THE REQUEST: Return every record verbatim.

DATASET ROWS:
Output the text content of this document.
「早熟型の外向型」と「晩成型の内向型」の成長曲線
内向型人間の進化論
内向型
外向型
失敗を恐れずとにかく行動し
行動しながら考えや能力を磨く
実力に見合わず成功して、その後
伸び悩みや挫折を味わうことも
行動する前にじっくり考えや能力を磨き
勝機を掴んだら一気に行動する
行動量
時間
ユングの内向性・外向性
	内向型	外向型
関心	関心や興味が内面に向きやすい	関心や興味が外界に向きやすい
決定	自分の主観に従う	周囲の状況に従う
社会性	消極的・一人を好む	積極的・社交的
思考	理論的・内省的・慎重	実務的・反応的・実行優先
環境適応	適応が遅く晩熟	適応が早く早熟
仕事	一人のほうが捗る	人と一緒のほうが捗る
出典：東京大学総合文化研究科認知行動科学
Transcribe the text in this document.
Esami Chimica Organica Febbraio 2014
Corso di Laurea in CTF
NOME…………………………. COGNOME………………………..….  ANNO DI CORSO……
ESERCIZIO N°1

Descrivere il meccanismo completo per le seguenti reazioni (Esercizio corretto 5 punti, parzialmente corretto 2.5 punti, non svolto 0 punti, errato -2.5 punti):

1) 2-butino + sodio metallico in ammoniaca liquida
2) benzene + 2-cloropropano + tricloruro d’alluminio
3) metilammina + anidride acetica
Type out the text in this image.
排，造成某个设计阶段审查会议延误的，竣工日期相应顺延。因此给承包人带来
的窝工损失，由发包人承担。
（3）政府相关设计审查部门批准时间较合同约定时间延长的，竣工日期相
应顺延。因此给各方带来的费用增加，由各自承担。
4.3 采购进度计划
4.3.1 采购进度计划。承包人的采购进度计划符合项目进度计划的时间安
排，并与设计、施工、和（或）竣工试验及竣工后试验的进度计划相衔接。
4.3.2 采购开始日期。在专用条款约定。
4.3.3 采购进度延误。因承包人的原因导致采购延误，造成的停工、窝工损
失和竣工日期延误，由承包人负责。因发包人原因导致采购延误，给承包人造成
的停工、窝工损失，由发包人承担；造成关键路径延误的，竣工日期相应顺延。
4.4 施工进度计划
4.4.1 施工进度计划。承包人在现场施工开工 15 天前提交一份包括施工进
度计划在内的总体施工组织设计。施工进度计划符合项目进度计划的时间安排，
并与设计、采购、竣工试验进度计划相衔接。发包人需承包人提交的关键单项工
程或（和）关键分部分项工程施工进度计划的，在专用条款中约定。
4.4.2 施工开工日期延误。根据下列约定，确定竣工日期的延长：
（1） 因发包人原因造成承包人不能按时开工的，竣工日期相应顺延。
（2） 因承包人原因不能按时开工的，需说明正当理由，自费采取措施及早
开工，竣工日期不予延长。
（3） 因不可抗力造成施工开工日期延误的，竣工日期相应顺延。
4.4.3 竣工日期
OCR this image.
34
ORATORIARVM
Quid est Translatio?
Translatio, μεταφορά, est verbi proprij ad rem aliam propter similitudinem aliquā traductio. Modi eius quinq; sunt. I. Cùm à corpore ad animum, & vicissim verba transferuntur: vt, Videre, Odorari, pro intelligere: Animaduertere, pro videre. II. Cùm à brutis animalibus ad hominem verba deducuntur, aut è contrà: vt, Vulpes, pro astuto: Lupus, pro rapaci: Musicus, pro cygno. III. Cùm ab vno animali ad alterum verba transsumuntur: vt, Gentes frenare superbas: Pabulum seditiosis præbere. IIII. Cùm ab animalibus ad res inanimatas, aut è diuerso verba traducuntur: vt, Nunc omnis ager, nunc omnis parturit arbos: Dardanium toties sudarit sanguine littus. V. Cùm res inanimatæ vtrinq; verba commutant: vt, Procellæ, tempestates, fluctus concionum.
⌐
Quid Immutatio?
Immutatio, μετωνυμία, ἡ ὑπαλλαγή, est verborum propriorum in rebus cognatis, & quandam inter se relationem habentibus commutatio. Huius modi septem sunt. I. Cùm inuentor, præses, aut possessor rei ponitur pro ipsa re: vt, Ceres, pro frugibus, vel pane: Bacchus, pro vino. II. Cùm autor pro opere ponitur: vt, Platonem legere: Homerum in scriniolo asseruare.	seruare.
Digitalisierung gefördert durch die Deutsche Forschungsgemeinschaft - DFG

WRITTEN REPLY:
Output the text content of this document.
「早熟型の外向型」と「晩成型の内向型」の成長曲線
内向型人間の進化論
内向型
外向型
失敗を恐れずとにかく行動し
行動しながら考えや能力を磨く
実力に見合わず成功して、その後
伸び悩みや挫折を味わうことも
行動する前にじっくり考えや能力を磨き
勝機を掴んだら一気に行動する
行動量
時間
ユングの内向性・外向性
	内向型	外向型
関心	関心や興味が内面に向きやすい	関心や興味が外界に向きやすい
決定	自分の主観に従う	周囲の状況に従う
社会性	消極的・一人を好む	積極的・社交的
思考	理論的・内省的・慎重	実務的・反応的・実行優先
環境適応	適応が遅く晩熟	適応が早く早熟
仕事	一人のほうが捗る	人と一緒のほうが捗る
出典：東京大学総合文化研究科認知行動科学
Transcribe the text in this document.
Esami Chimica Organica Febbraio 2014
Corso di Laurea in CTF
NOME…………………………. COGNOME………………………..….  ANNO DI CORSO……
ESERCIZIO N°1

Descrivere il meccanismo completo per le seguenti reazioni (Esercizio corretto 5 punti, parzialmente corretto 2.5 punti, non svolto 0 punti, errato -2.5 punti):

1) 2-butino + sodio metallico in ammoniaca liquida
2) benzene + 2-cloropropano + tricloruro d’alluminio
3) metilammina + anidride acetica
Type out the text in this image.
排，造成某个设计阶段审查会议延误的，竣工日期相应顺延。因此给承包人带来
的窝工损失，由发包人承担。
（3）政府相关设计审查部门批准时间较合同约定时间延长的，竣工日期相
应顺延。因此给各方带来的费用增加，由各自承担。
4.3 采购进度计划
4.3.1 采购进度计划。承包人的采购进度计划符合项目进度计划的时间安
排，并与设计、施工、和（或）竣工试验及竣工后试验的进度计划相衔接。
4.3.2 采购开始日期。在专用条款约定。
4.3.3 采购进度延误。因承包人的原因导致采购延误，造成的停工、窝工损
失和竣工日期延误，由承包人负责。因发包人原因导致采购延误，给承包人造成
的停工、窝工损失，由发包人承担；造成关键路径延误的，竣工日期相应顺延。
4.4 施工进度计划
4.4.1 施工进度计划。承包人在现场施工开工 15 天前提交一份包括施工进
度计划在内的总体施工组织设计。施工进度计划符合项目进度计划的时间安排，
并与设计、采购、竣工试验进度计划相衔接。发包人需承包人提交的关键单项工
程或（和）关键分部分项工程施工进度计划的，在专用条款中约定。
4.4.2 施工开工日期延误。根据下列约定，确定竣工日期的延长：
（1） 因发包人原因造成承包人不能按时开工的，竣工日期相应顺延。
（2） 因承包人原因不能按时开工的，需说明正当理由，自费采取措施及早
开工，竣工日期不予延长。
（3） 因不可抗力造成施工开工日期延误的，竣工日期相应顺延。
4.4.3 竣工日期
OCR this image.
34
ORATORIARVM
Quid est Translatio?
Translatio, μεταφορά, est verbi proprij ad rem aliam propter similitudinem aliquā traductio. Modi eius quinq; sunt. I. Cùm à corpore ad animum, & vicissim verba transferuntur: vt, Videre, Odorari, pro intelligere: Animaduertere, pro videre. II. Cùm à brutis animalibus ad hominem verba deducuntur, aut è contrà: vt, Vulpes, pro astuto: Lupus, pro rapaci: Musicus, pro cygno. III. Cùm ab vno animali ad alterum verba transsumuntur: vt, Gentes frenare superbas: Pabulum seditiosis præbere. IIII. Cùm ab animalibus ad res inanimatas, aut è diuerso verba traducuntur: vt, Nunc omnis ager, nunc omnis parturit arbos: Dardanium toties sudarit sanguine littus. V. Cùm res inanimatæ vtrinq; verba commutant: vt, Procellæ, tempestates, fluctus concionum.
⌐
Quid Immutatio?
Immutatio, μετωνυμία, ἡ ὑπαλλαγή, est verborum propriorum in rebus cognatis, & quandam inter se relationem habentibus commutatio. Huius modi septem sunt. I. Cùm inuentor, præses, aut possessor rei ponitur pro ipsa re: vt, Ceres, pro frugibus, vel pane: Bacchus, pro vino. II. Cùm autor pro opere ponitur: vt, Platonem legere: Homerum in scriniolo asseruare.	seruare.
Digitalisierung gefördert durch die Deutsche Forschungsgemeinschaft - DFG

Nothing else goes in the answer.